Material provided:
☆ ☆ ☆ ☆ ☆
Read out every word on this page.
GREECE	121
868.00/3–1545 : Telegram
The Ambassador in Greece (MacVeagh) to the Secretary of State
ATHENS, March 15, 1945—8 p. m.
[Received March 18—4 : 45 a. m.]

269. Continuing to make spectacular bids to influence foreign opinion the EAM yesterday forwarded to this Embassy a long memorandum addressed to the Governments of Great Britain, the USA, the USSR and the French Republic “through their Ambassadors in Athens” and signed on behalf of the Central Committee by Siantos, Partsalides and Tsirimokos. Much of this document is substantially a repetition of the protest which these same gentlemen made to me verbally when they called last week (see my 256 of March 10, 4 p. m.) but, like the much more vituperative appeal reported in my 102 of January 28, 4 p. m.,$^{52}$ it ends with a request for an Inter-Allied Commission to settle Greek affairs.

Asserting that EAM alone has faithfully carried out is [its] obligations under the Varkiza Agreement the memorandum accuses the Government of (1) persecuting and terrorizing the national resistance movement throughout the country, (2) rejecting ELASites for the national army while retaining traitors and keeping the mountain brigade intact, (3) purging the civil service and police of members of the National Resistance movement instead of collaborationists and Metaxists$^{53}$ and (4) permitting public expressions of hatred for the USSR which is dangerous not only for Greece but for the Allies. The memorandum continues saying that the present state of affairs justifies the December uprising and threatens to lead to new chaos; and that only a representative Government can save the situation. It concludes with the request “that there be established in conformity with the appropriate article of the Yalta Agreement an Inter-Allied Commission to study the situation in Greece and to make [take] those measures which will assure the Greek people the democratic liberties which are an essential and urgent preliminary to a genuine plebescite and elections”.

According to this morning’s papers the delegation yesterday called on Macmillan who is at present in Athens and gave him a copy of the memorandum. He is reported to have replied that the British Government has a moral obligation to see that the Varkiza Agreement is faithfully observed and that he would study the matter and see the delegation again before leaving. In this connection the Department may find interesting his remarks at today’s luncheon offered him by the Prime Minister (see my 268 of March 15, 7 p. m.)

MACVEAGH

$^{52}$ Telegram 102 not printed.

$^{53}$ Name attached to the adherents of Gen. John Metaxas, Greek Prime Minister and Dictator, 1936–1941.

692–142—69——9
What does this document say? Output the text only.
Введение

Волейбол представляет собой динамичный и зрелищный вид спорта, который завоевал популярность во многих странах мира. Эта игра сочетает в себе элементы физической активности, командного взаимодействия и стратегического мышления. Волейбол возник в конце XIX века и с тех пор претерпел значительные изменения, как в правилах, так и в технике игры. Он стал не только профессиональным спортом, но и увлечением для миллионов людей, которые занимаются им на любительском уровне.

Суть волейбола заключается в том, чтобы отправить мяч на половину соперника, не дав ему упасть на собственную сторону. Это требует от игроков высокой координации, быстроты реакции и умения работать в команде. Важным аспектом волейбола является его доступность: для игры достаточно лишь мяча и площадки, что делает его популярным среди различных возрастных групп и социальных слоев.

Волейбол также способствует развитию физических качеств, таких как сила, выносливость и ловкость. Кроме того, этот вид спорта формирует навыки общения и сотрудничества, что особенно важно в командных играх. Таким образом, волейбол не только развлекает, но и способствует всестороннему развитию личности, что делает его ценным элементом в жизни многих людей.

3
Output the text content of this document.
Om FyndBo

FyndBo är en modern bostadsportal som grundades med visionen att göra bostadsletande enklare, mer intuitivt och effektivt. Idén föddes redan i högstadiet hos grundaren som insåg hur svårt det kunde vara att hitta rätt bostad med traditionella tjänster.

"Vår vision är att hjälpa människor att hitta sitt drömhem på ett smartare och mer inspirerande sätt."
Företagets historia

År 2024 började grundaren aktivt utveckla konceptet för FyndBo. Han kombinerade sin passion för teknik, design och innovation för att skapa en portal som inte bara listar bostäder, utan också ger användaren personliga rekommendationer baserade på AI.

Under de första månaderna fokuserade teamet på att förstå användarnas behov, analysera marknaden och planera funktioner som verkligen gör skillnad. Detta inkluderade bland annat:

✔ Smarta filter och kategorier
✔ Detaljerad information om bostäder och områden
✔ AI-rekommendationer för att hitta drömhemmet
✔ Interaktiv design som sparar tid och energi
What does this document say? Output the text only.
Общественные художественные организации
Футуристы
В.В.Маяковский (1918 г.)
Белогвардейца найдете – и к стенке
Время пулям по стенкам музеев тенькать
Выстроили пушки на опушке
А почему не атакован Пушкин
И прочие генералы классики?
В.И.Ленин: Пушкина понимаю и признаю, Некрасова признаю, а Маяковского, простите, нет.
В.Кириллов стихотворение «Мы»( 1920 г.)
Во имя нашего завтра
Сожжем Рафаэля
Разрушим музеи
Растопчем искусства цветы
☆ ☆ ☆ ☆ ☆
What is required: State how many lines hold the word "только". The number is the whole answer.

Exercise output: 2